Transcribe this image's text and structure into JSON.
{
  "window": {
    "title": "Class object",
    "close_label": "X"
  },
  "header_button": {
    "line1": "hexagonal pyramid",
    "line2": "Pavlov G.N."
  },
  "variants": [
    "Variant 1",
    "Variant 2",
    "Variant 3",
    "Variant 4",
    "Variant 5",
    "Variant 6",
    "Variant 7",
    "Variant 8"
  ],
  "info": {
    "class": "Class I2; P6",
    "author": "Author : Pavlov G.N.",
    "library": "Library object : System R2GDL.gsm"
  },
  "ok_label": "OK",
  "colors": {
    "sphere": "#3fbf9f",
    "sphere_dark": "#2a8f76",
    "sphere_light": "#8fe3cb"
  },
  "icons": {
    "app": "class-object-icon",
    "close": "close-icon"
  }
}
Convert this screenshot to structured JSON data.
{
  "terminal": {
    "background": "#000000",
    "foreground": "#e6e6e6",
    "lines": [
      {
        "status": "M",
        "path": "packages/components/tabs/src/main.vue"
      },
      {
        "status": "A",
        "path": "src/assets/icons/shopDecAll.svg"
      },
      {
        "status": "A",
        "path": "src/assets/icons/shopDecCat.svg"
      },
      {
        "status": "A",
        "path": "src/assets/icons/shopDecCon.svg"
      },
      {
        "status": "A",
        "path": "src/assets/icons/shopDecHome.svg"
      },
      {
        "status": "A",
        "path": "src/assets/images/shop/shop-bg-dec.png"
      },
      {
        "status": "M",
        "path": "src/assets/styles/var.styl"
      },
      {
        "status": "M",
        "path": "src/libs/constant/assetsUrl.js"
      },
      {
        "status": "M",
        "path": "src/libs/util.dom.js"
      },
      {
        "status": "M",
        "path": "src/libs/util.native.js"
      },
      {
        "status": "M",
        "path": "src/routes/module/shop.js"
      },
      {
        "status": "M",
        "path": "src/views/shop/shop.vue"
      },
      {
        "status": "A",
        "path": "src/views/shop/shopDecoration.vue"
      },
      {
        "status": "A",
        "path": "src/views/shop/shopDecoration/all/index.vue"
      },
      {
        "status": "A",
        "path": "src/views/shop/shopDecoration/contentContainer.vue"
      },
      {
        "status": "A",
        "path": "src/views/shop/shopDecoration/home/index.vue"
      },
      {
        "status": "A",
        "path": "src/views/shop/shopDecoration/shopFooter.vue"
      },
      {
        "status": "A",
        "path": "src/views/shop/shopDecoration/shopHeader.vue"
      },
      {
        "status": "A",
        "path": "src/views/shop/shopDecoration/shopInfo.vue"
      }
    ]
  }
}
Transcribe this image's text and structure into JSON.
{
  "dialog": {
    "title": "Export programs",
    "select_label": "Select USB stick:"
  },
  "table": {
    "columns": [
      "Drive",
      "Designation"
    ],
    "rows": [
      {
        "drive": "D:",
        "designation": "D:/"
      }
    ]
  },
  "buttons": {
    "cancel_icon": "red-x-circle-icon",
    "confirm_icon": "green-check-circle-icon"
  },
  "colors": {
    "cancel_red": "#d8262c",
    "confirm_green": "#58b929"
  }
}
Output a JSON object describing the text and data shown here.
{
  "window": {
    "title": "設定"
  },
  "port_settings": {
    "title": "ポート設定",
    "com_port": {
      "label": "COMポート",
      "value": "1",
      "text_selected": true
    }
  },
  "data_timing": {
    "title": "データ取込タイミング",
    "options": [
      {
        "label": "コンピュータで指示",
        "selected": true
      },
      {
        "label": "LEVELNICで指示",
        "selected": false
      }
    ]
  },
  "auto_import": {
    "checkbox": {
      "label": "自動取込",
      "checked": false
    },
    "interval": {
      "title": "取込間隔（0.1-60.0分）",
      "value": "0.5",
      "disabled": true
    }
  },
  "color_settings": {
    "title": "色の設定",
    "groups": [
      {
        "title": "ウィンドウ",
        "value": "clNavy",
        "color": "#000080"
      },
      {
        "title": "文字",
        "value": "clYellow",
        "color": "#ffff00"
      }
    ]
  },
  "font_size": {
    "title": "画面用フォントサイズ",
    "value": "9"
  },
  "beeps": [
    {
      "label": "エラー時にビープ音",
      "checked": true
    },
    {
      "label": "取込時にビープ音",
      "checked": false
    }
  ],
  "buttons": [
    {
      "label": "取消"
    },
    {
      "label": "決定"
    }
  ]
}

WHAT NEEDS TO BE DONE :: Search the entries for the word "index" and pick out every line that holds it.

SOLUTION TO THIS TASK ::
        "path": "src/views/shop/shopDecoration/all/index.vue"
        "path": "src/views/shop/shopDecoration/home/index.vue"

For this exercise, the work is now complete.